Begin DATA ROWS

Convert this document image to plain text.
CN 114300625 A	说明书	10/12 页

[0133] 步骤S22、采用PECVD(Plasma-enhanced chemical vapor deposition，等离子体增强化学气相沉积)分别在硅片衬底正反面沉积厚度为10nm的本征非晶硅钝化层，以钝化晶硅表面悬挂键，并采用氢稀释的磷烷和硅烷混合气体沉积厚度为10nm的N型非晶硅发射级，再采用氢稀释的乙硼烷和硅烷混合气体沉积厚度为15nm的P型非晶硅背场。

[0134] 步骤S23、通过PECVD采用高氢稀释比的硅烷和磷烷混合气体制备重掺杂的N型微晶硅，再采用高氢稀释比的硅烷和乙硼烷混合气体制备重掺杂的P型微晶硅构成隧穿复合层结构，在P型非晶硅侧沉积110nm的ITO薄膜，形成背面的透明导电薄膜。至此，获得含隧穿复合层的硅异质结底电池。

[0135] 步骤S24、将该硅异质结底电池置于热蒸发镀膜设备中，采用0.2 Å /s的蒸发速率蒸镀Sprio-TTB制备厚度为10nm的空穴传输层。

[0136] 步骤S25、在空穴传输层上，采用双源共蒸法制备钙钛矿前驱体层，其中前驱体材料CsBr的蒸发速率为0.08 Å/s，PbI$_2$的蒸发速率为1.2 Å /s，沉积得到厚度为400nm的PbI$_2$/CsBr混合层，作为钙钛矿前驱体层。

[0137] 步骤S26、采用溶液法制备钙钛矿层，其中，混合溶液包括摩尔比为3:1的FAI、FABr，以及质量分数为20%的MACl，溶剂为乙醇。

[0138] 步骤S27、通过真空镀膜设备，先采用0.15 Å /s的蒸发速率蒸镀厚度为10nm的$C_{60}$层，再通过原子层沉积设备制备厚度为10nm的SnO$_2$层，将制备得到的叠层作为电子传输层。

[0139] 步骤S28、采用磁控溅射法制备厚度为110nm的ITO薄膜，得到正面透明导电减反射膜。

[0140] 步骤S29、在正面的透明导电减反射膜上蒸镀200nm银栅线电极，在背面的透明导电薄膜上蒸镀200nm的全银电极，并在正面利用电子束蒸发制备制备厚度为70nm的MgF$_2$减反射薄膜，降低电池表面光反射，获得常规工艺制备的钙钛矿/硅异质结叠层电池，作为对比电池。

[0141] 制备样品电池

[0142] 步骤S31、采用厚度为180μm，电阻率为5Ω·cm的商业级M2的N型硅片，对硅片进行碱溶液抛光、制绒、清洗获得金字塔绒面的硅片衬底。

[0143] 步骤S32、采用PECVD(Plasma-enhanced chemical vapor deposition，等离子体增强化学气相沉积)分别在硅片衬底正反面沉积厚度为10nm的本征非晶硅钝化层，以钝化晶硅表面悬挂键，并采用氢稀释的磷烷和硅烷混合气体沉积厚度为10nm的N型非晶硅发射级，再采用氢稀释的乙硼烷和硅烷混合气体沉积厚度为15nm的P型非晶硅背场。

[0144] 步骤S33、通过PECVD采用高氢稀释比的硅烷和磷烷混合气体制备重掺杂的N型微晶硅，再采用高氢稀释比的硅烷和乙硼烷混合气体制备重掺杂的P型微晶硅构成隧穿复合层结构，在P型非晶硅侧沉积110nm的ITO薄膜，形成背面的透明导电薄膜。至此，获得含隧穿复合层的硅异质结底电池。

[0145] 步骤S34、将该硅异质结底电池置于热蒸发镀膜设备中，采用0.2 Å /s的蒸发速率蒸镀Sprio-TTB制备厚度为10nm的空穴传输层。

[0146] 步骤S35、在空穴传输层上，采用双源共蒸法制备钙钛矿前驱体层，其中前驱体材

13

End DATA ROWS

= THE REQUEST =
Reproduce the records above exactly as they appear.

= SOLUTION =
Convert this document image to plain text.
CN 114300625 A	说明书	10/12 页

[0133] 步骤S22、采用PECVD(Plasma-enhanced chemical vapor deposition，等离子体增强化学气相沉积)分别在硅片衬底正反面沉积厚度为10nm的本征非晶硅钝化层，以钝化晶硅表面悬挂键，并采用氢稀释的磷烷和硅烷混合气体沉积厚度为10nm的N型非晶硅发射级，再采用氢稀释的乙硼烷和硅烷混合气体沉积厚度为15nm的P型非晶硅背场。

[0134] 步骤S23、通过PECVD采用高氢稀释比的硅烷和磷烷混合气体制备重掺杂的N型微晶硅，再采用高氢稀释比的硅烷和乙硼烷混合气体制备重掺杂的P型微晶硅构成隧穿复合层结构，在P型非晶硅侧沉积110nm的ITO薄膜，形成背面的透明导电薄膜。至此，获得含隧穿复合层的硅异质结底电池。

[0135] 步骤S24、将该硅异质结底电池置于热蒸发镀膜设备中，采用0.2 Å /s的蒸发速率蒸镀Sprio-TTB制备厚度为10nm的空穴传输层。

[0136] 步骤S25、在空穴传输层上，采用双源共蒸法制备钙钛矿前驱体层，其中前驱体材料CsBr的蒸发速率为0.08 Å/s，PbI$_2$的蒸发速率为1.2 Å /s，沉积得到厚度为400nm的PbI$_2$/CsBr混合层，作为钙钛矿前驱体层。

[0137] 步骤S26、采用溶液法制备钙钛矿层，其中，混合溶液包括摩尔比为3:1的FAI、FABr，以及质量分数为20%的MACl，溶剂为乙醇。

[0138] 步骤S27、通过真空镀膜设备，先采用0.15 Å /s的蒸发速率蒸镀厚度为10nm的$C_{60}$层，再通过原子层沉积设备制备厚度为10nm的SnO$_2$层，将制备得到的叠层作为电子传输层。

[0139] 步骤S28、采用磁控溅射法制备厚度为110nm的ITO薄膜，得到正面透明导电减反射膜。

[0140] 步骤S29、在正面的透明导电减反射膜上蒸镀200nm银栅线电极，在背面的透明导电薄膜上蒸镀200nm的全银电极，并在正面利用电子束蒸发制备制备厚度为70nm的MgF$_2$减反射薄膜，降低电池表面光反射，获得常规工艺制备的钙钛矿/硅异质结叠层电池，作为对比电池。

[0141] 制备样品电池

[0142] 步骤S31、采用厚度为180μm，电阻率为5Ω·cm的商业级M2的N型硅片，对硅片进行碱溶液抛光、制绒、清洗获得金字塔绒面的硅片衬底。

[0143] 步骤S32、采用PECVD(Plasma-enhanced chemical vapor deposition，等离子体增强化学气相沉积)分别在硅片衬底正反面沉积厚度为10nm的本征非晶硅钝化层，以钝化晶硅表面悬挂键，并采用氢稀释的磷烷和硅烷混合气体沉积厚度为10nm的N型非晶硅发射级，再采用氢稀释的乙硼烷和硅烷混合气体沉积厚度为15nm的P型非晶硅背场。

[0144] 步骤S33、通过PECVD采用高氢稀释比的硅烷和磷烷混合气体制备重掺杂的N型微晶硅，再采用高氢稀释比的硅烷和乙硼烷混合气体制备重掺杂的P型微晶硅构成隧穿复合层结构，在P型非晶硅侧沉积110nm的ITO薄膜，形成背面的透明导电薄膜。至此，获得含隧穿复合层的硅异质结底电池。

[0145] 步骤S34、将该硅异质结底电池置于热蒸发镀膜设备中，采用0.2 Å /s的蒸发速率蒸镀Sprio-TTB制备厚度为10nm的空穴传输层。

[0146] 步骤S35、在空穴传输层上，采用双源共蒸法制备钙钛矿前驱体层，其中前驱体材

13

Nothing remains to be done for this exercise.